WORK TO COMPLETE: Exactly as written, please set down all of the entries again, with no pictures.

[Figure collection entries]

══════════════════════════════

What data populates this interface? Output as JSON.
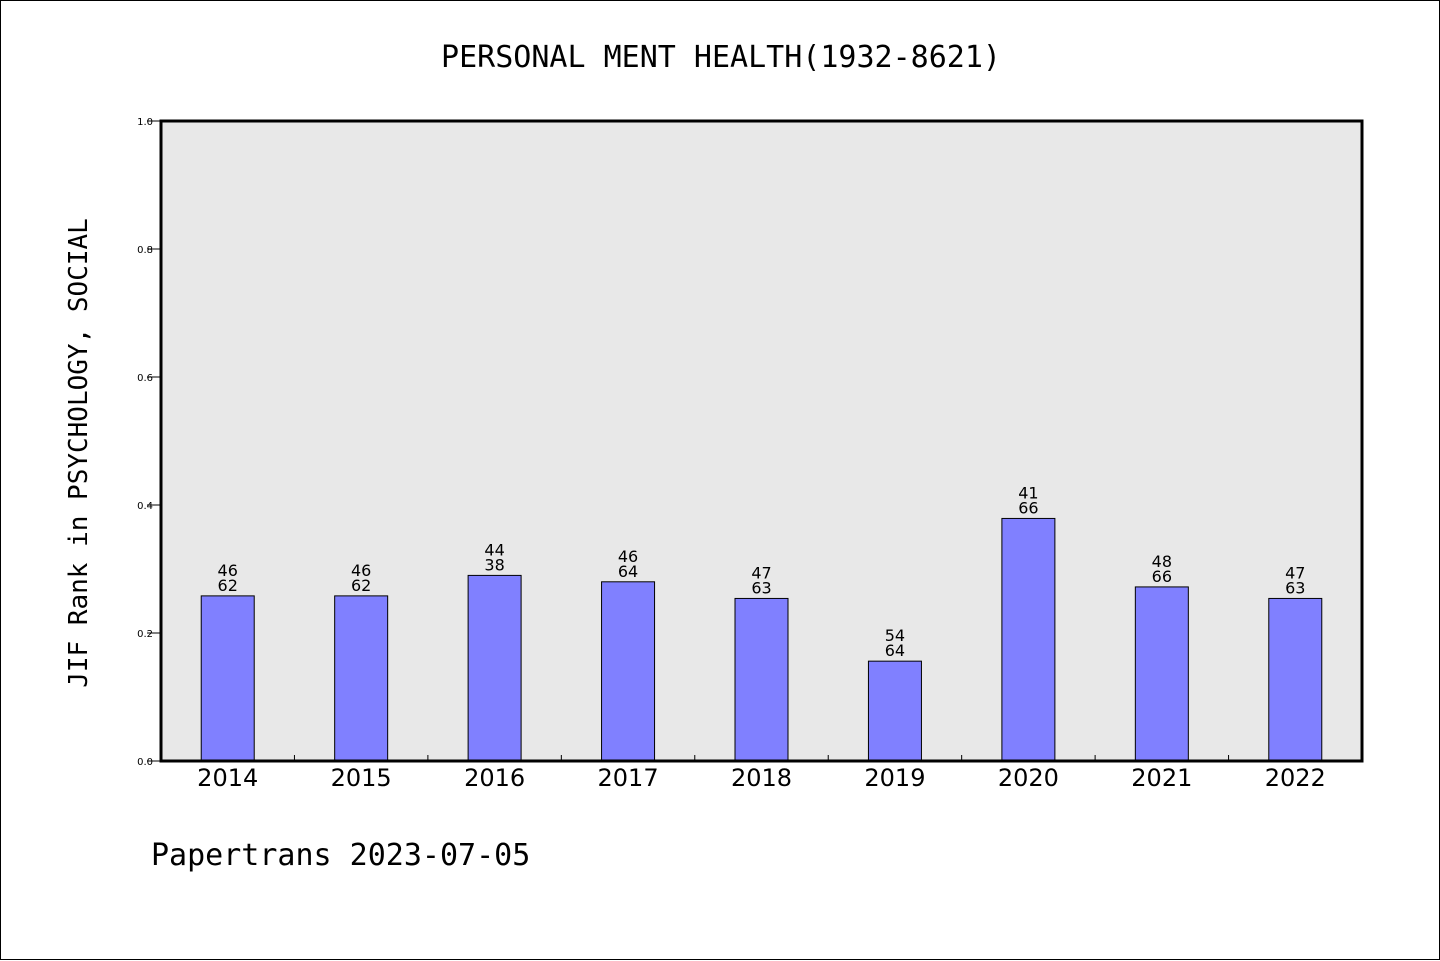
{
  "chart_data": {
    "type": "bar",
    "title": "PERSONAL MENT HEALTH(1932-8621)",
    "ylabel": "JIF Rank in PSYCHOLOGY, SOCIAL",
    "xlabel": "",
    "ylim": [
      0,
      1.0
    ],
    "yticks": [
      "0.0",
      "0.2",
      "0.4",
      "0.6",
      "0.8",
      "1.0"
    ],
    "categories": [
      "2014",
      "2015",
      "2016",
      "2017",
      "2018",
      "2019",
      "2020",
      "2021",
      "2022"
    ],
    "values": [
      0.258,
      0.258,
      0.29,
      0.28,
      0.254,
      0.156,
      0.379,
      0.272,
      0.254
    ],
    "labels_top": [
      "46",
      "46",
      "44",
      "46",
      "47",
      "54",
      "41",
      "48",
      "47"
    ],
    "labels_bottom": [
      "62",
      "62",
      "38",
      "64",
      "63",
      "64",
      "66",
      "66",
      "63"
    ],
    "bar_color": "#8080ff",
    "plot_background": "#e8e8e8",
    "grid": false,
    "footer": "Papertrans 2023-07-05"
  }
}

══════════════════════════════

ANSWER BELOW:
What data populates this interface? Output as JSON.
{
  "chart_data": {
    "type": "bar",
    "title": "PERSONAL MENT HEALTH(1932-8621)",
    "ylabel": "JIF Rank in PSYCHOLOGY, SOCIAL",
    "xlabel": "",
    "ylim": [
      0,
      1.0
    ],
    "yticks": [
      "0.0",
      "0.2",
      "0.4",
      "0.6",
      "0.8",
      "1.0"
    ],
    "categories": [
      "2014",
      "2015",
      "2016",
      "2017",
      "2018",
      "2019",
      "2020",
      "2021",
      "2022"
    ],
    "values": [
      0.258,
      0.258,
      0.29,
      0.28,
      0.254,
      0.156,
      0.379,
      0.272,
      0.254
    ],
    "labels_top": [
      "46",
      "46",
      "44",
      "46",
      "47",
      "54",
      "41",
      "48",
      "47"
    ],
    "labels_bottom": [
      "62",
      "62",
      "38",
      "64",
      "63",
      "64",
      "66",
      "66",
      "63"
    ],
    "bar_color": "#8080ff",
    "plot_background": "#e8e8e8",
    "grid": false,
    "footer": "Papertrans 2023-07-05"
  }
}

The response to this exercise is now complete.